Written task. Below are entries to be transcribed exactly; exclude the pictures from the copy.

○ ○ ○ ○ ○

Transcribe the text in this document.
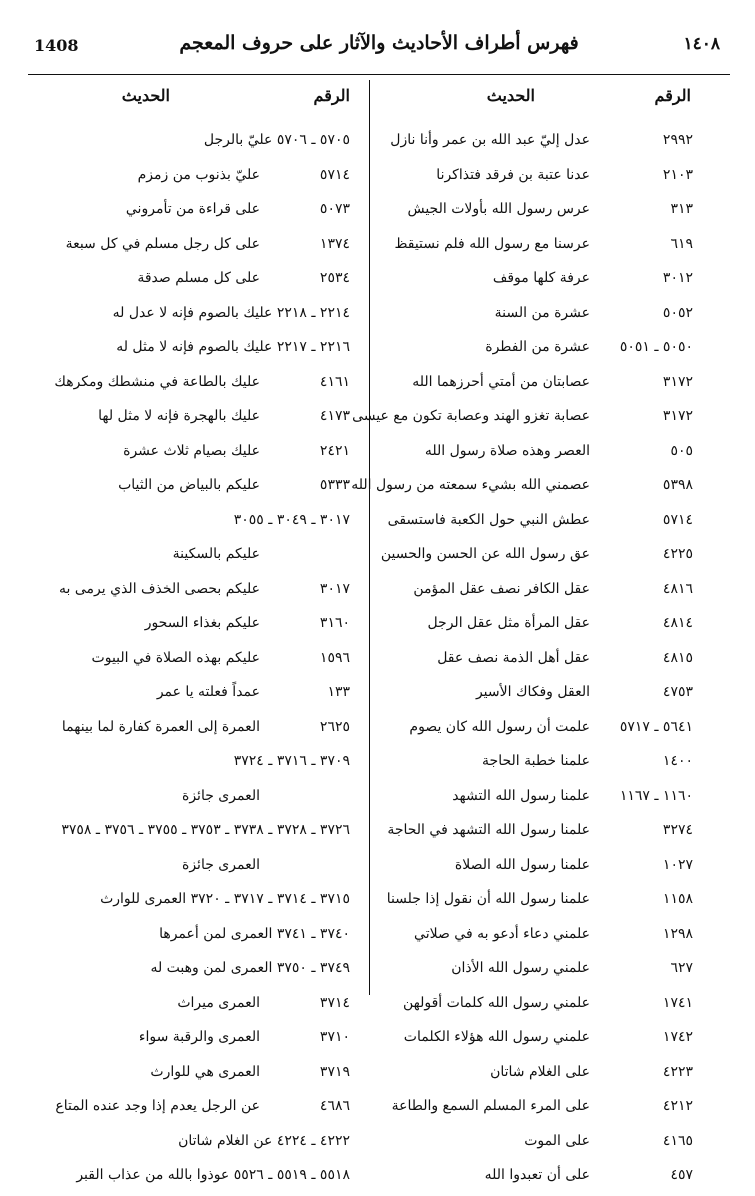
1408	فهرس أطراف الأحاديث والآثار على حروف المعجم	١٤٠٨
الرقم
الحديث
٢٩٩٢
عدل إليّ عبد الله بن عمر وأنا نازل
٢١٠٣
عدنا عتبة بن فرقد فتذاكرنا
٣١٣
عرس رسول الله بأولات الجيش
٦١٩
عرسنا مع رسول الله فلم نستيقظ
٣٠١٢
عرفة كلها موقف
٥٠٥٢
عشرة من السنة
٥٠٥٠ ـ ٥٠٥١
عشرة من الفطرة
٣١٧٢
عصابتان من أمتي أحرزهما الله
٣١٧٢
عصابة تغزو الهند وعصابة تكون مع عيسى
٥٠٥
العصر وهذه صلاة رسول الله
٥٣٩٨
عصمني الله بشيء سمعته من رسول الله
٥٧١٤
عطش النبي حول الكعبة فاستسقى
٤٢٢٥
عق رسول الله عن الحسن والحسين
٤٨١٦
عقل الكافر نصف عقل المؤمن
٤٨١٤
عقل المرأة مثل عقل الرجل
٤٨١٥
عقل أهل الذمة نصف عقل
٤٧٥٣
العقل وفكاك الأسير
٥٦٤١ ـ ٥٧١٧
علمت أن رسول الله كان يصوم
١٤٠٠
علمنا خطبة الحاجة
١١٦٠ ـ ١١٦٧
علمنا رسول الله التشهد
٣٢٧٤
علمنا رسول الله التشهد في الحاجة
١٠٢٧
علمنا رسول الله الصلاة
١١٥٨
علمنا رسول الله أن نقول إذا جلسنا
١٢٩٨
علمني دعاء أدعو به في صلاتي
٦٢٧
علمني رسول الله الأذان
١٧٤١
علمني رسول الله كلمات أقولهن
١٧٤٢
علمني رسول الله هؤلاء الكلمات
٤٢٢٣
على الغلام شاتان
٤٢١٢
على المرء المسلم السمع والطاعة
٤١٦٥
على الموت
٤٥٧
على أن تعبدوا الله
الرقم
الحديث
٥٧٠٥ ـ ٥٧٠٦ عليّ بالرجل
٥٧١٤
عليّ بذنوب من زمزم
٥٠٧٣
على قراءة من تأمروني
١٣٧٤
على كل رجل مسلم في كل سبعة
٢٥٣٤
على كل مسلم صدقة
٢٢١٤ ـ ٢٢١٨ عليك بالصوم فإنه لا عدل له
٢٢١٦ ـ ٢٢١٧ عليك بالصوم فإنه لا مثل له
٤١٦١
عليك بالطاعة في منشطك ومكرهك
٤١٧٣
عليك بالهجرة فإنه لا مثل لها
٢٤٢١
عليك بصيام ثلاث عشرة
٥٣٣٣
عليكم بالبياض من الثياب
٣٠١٧ ـ ٣٠٤٩ ـ ٣٠٥٥
عليكم بالسكينة
٣٠١٧
عليكم بحصى الخذف الذي يرمى به
٣١٦٠
عليكم بغذاء السحور
١٥٩٦
عليكم بهذه الصلاة في البيوت
١٣٣
عمداً فعلته يا عمر
٢٦٢٥
العمرة إلى العمرة كفارة لما بينهما
٣٧٠٩ ـ ٣٧١٦ ـ ٣٧٢٤
العمرى جائزة
٣٧٢٦ ـ ٣٧٢٨ ـ ٣٧٣٨ ـ ٣٧٥٣ ـ ٣٧٥٥ ـ ٣٧٥٦ ـ ٣٧٥٨
العمرى جائزة
٣٧١٥ ـ ٣٧١٤ ـ ٣٧١٧ ـ ٣٧٢٠ العمرى للوارث
٣٧٤٠ ـ ٣٧٤١ العمرى لمن أعمرها
٣٧٤٩ ـ ٣٧٥٠ العمرى لمن وهبت له
٣٧١٤
العمرى ميراث
٣٧١٠
العمرى والرقبة سواء
٣٧١٩
العمرى هي للوارث
٤٦٨٦
عن الرجل يعدم إذا وجد عنده المتاع
٤٢٢٢ ـ ٤٢٢٤ عن الغلام شاتان
٥٥١٨ ـ ٥٥١٩ ـ ٥٥٢٦ عوذوا بالله من عذاب القبر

○ ○ ○ ○ ○

Finished exercise.
Transcribe the text in this document.
1408	فهرس أطراف الأحاديث والآثار على حروف المعجم	١٤٠٨
الرقم
الحديث
٢٩٩٢
عدل إليّ عبد الله بن عمر وأنا نازل
٢١٠٣
عدنا عتبة بن فرقد فتذاكرنا
٣١٣
عرس رسول الله بأولات الجيش
٦١٩
عرسنا مع رسول الله فلم نستيقظ
٣٠١٢
عرفة كلها موقف
٥٠٥٢
عشرة من السنة
٥٠٥٠ ـ ٥٠٥١
عشرة من الفطرة
٣١٧٢
عصابتان من أمتي أحرزهما الله
٣١٧٢
عصابة تغزو الهند وعصابة تكون مع عيسى
٥٠٥
العصر وهذه صلاة رسول الله
٥٣٩٨
عصمني الله بشيء سمعته من رسول الله
٥٧١٤
عطش النبي حول الكعبة فاستسقى
٤٢٢٥
عق رسول الله عن الحسن والحسين
٤٨١٦
عقل الكافر نصف عقل المؤمن
٤٨١٤
عقل المرأة مثل عقل الرجل
٤٨١٥
عقل أهل الذمة نصف عقل
٤٧٥٣
العقل وفكاك الأسير
٥٦٤١ ـ ٥٧١٧
علمت أن رسول الله كان يصوم
١٤٠٠
علمنا خطبة الحاجة
١١٦٠ ـ ١١٦٧
علمنا رسول الله التشهد
٣٢٧٤
علمنا رسول الله التشهد في الحاجة
١٠٢٧
علمنا رسول الله الصلاة
١١٥٨
علمنا رسول الله أن نقول إذا جلسنا
١٢٩٨
علمني دعاء أدعو به في صلاتي
٦٢٧
علمني رسول الله الأذان
١٧٤١
علمني رسول الله كلمات أقولهن
١٧٤٢
علمني رسول الله هؤلاء الكلمات
٤٢٢٣
على الغلام شاتان
٤٢١٢
على المرء المسلم السمع والطاعة
٤١٦٥
على الموت
٤٥٧
على أن تعبدوا الله
الرقم
الحديث
٥٧٠٥ ـ ٥٧٠٦ عليّ بالرجل
٥٧١٤
عليّ بذنوب من زمزم
٥٠٧٣
على قراءة من تأمروني
١٣٧٤
على كل رجل مسلم في كل سبعة
٢٥٣٤
على كل مسلم صدقة
٢٢١٤ ـ ٢٢١٨ عليك بالصوم فإنه لا عدل له
٢٢١٦ ـ ٢٢١٧ عليك بالصوم فإنه لا مثل له
٤١٦١
عليك بالطاعة في منشطك ومكرهك
٤١٧٣
عليك بالهجرة فإنه لا مثل لها
٢٤٢١
عليك بصيام ثلاث عشرة
٥٣٣٣
عليكم بالبياض من الثياب
٣٠١٧ ـ ٣٠٤٩ ـ ٣٠٥٥
عليكم بالسكينة
٣٠١٧
عليكم بحصى الخذف الذي يرمى به
٣١٦٠
عليكم بغذاء السحور
١٥٩٦
عليكم بهذه الصلاة في البيوت
١٣٣
عمداً فعلته يا عمر
٢٦٢٥
العمرة إلى العمرة كفارة لما بينهما
٣٧٠٩ ـ ٣٧١٦ ـ ٣٧٢٤
العمرى جائزة
٣٧٢٦ ـ ٣٧٢٨ ـ ٣٧٣٨ ـ ٣٧٥٣ ـ ٣٧٥٥ ـ ٣٧٥٦ ـ ٣٧٥٨
العمرى جائزة
٣٧١٥ ـ ٣٧١٤ ـ ٣٧١٧ ـ ٣٧٢٠ العمرى للوارث
٣٧٤٠ ـ ٣٧٤١ العمرى لمن أعمرها
٣٧٤٩ ـ ٣٧٥٠ العمرى لمن وهبت له
٣٧١٤
العمرى ميراث
٣٧١٠
العمرى والرقبة سواء
٣٧١٩
العمرى هي للوارث
٤٦٨٦
عن الرجل يعدم إذا وجد عنده المتاع
٤٢٢٢ ـ ٤٢٢٤ عن الغلام شاتان
٥٥١٨ ـ ٥٥١٩ ـ ٥٥٢٦ عوذوا بالله من عذاب القبر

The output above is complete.